[Dataset records on visual material]

"""

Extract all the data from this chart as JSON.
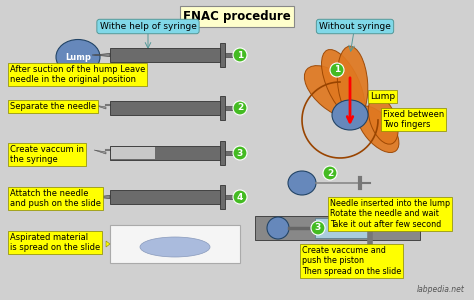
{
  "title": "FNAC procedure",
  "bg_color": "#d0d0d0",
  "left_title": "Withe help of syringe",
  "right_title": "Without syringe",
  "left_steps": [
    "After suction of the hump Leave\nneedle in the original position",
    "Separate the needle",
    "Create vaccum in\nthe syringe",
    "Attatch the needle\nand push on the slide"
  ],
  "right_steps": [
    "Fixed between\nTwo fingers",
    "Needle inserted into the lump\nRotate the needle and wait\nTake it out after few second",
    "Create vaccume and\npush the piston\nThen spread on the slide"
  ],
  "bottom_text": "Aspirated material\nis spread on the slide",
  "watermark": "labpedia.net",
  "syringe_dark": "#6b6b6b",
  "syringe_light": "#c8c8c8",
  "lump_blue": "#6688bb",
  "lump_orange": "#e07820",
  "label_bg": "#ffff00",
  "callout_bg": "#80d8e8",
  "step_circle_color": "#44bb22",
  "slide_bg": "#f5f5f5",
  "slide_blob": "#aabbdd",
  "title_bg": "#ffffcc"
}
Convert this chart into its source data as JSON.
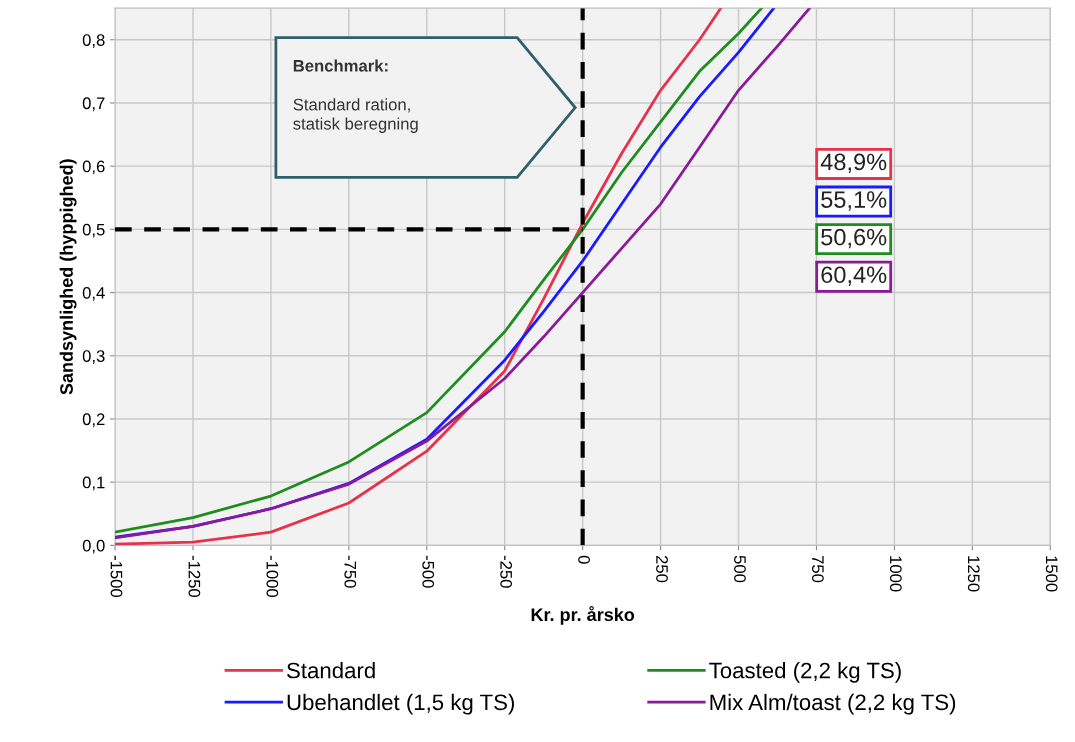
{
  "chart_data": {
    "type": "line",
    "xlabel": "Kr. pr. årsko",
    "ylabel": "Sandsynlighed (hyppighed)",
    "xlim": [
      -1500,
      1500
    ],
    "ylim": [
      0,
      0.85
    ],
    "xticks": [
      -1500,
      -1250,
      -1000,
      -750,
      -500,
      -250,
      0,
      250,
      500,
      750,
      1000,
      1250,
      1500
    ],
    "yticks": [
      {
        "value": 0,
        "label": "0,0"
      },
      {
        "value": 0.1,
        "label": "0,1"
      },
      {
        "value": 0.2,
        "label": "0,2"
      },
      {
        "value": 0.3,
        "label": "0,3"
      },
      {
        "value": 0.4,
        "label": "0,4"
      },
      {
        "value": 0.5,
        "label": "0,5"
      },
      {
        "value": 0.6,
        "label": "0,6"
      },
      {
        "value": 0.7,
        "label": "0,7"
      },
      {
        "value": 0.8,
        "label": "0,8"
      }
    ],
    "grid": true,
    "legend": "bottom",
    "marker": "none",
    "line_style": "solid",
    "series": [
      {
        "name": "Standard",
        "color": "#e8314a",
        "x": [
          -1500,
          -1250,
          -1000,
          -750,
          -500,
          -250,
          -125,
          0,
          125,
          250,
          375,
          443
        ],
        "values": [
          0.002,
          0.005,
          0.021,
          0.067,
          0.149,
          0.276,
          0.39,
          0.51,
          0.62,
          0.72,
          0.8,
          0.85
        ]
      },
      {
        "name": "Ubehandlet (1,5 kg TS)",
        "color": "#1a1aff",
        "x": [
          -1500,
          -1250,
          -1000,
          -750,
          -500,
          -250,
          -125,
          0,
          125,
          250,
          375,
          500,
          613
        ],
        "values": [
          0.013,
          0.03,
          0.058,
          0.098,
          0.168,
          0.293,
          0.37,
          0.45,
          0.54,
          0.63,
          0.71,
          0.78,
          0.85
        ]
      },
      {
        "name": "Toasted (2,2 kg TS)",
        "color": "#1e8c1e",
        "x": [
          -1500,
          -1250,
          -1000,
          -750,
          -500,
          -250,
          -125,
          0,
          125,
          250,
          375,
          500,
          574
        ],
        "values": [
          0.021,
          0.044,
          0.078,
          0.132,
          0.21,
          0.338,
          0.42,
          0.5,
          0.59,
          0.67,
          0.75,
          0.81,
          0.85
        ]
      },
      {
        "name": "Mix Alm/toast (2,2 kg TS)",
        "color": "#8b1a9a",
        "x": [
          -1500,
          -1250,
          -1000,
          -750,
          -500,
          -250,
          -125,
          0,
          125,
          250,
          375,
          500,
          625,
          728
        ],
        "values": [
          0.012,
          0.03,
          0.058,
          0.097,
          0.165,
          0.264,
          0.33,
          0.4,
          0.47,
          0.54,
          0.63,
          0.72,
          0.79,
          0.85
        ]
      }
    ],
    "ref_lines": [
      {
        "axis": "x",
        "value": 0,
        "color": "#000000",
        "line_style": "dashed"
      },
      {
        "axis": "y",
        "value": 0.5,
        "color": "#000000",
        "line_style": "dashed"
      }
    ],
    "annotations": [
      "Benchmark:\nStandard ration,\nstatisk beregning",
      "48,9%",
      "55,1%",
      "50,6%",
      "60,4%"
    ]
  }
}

"""
"""

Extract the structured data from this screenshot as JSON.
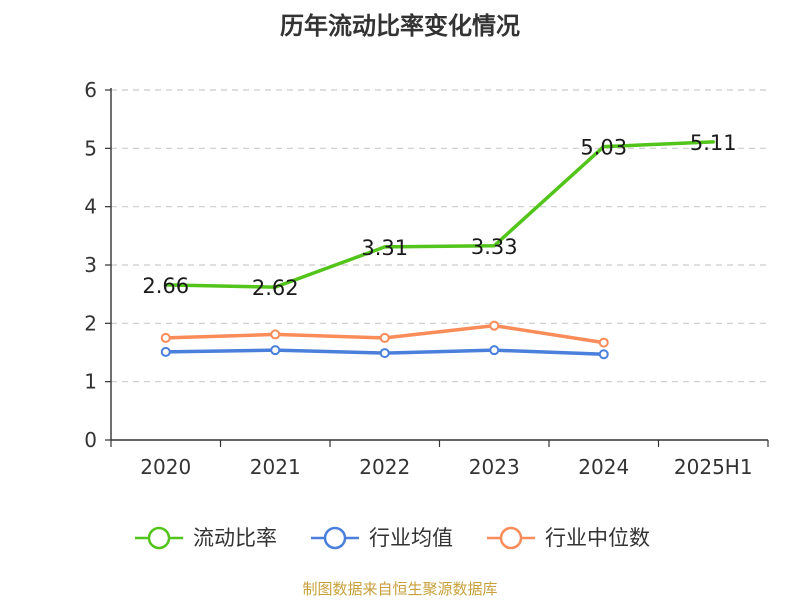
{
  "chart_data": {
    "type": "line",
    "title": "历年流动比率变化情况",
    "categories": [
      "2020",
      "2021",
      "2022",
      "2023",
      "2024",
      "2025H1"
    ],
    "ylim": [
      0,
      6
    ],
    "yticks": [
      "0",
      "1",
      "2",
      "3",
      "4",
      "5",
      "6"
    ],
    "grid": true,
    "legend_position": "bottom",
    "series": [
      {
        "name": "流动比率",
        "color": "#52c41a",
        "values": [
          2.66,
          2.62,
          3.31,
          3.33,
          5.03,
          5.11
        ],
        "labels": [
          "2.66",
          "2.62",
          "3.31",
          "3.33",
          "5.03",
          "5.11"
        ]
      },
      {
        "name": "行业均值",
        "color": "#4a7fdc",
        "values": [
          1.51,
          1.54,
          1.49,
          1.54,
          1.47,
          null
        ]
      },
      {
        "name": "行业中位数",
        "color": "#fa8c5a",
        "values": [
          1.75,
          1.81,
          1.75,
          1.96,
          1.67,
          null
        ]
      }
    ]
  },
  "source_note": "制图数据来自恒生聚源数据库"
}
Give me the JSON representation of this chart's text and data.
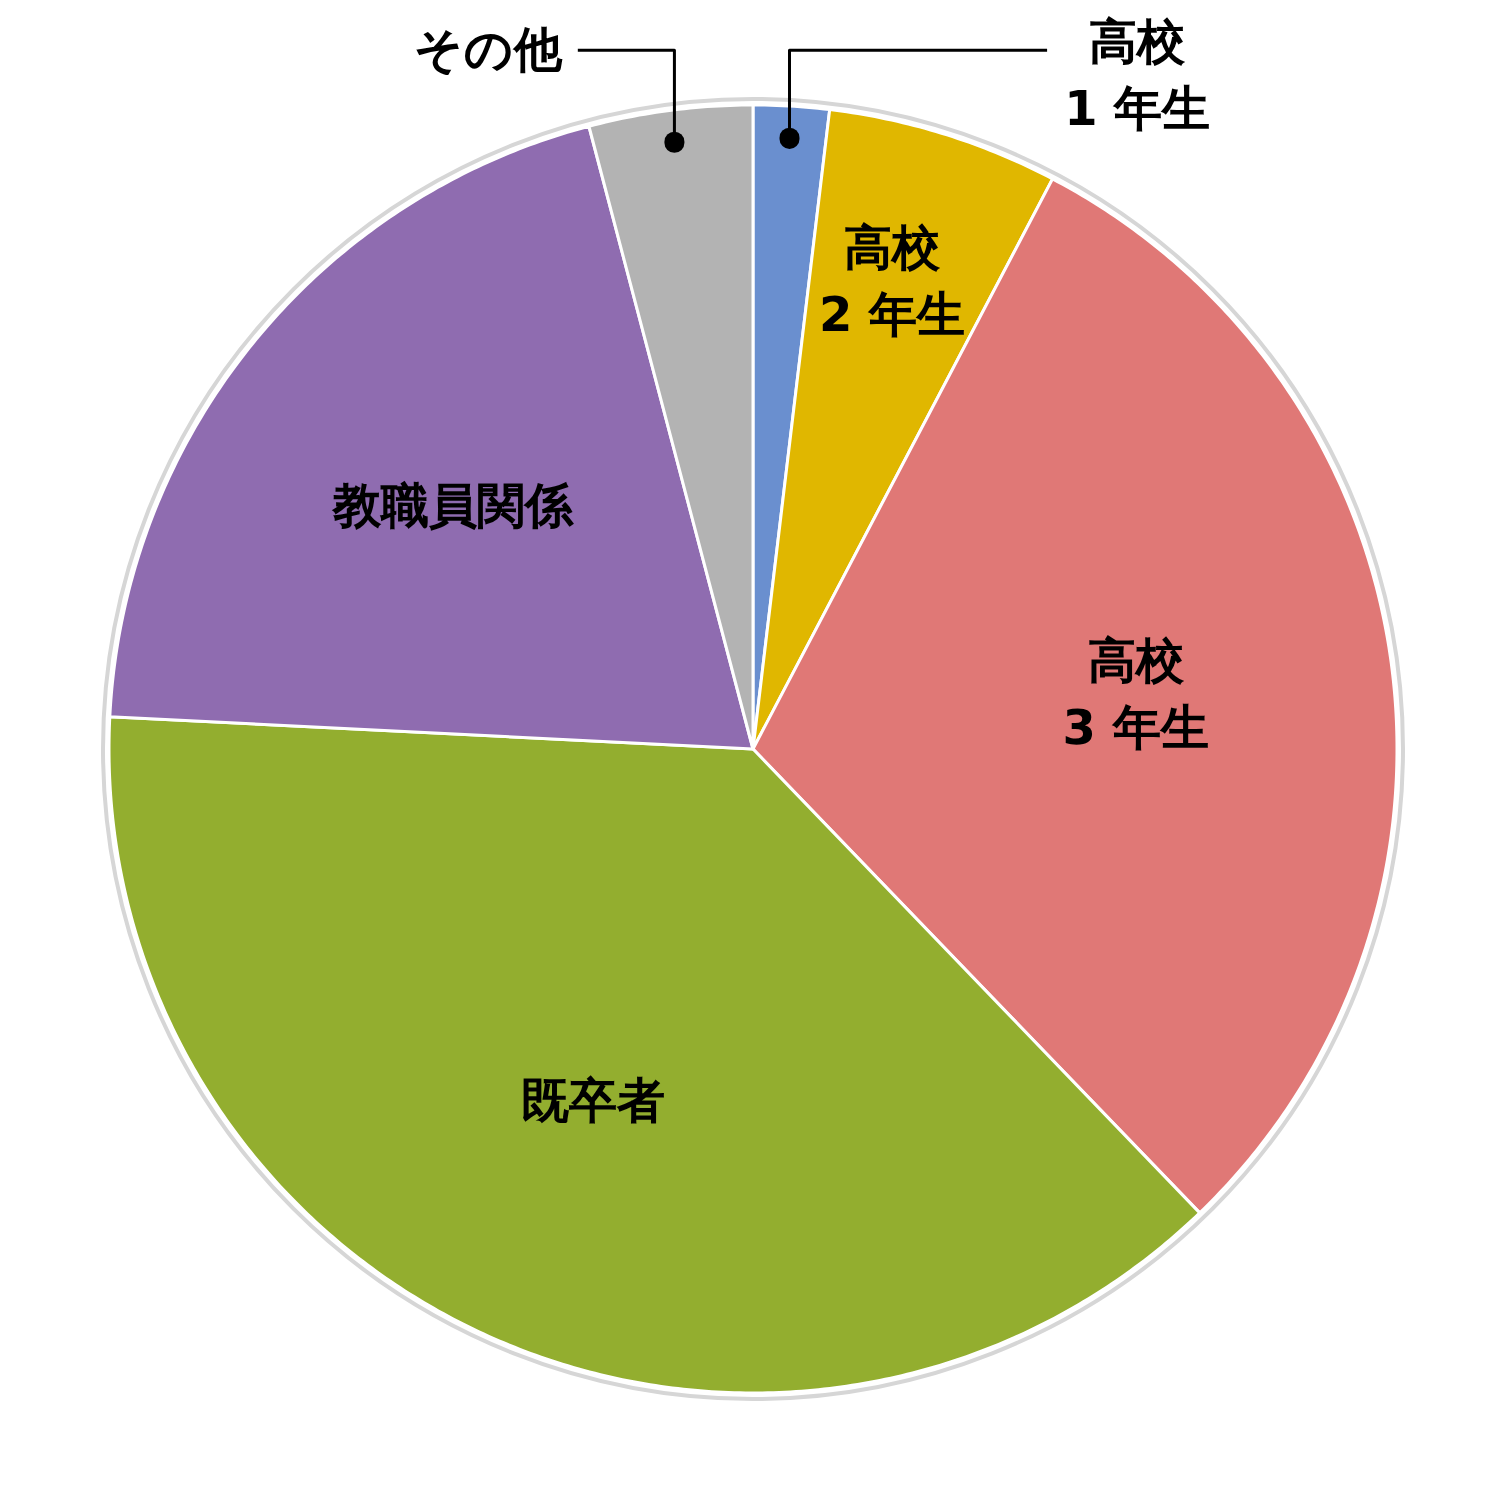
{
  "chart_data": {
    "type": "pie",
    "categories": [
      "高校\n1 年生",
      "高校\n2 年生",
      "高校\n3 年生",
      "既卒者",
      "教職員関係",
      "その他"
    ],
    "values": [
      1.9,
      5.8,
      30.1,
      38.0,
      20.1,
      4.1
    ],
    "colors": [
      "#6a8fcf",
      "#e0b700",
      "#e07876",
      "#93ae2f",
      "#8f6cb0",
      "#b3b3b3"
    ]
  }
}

"""

Answer only with how many lines in the records include "from".

Solution below:
2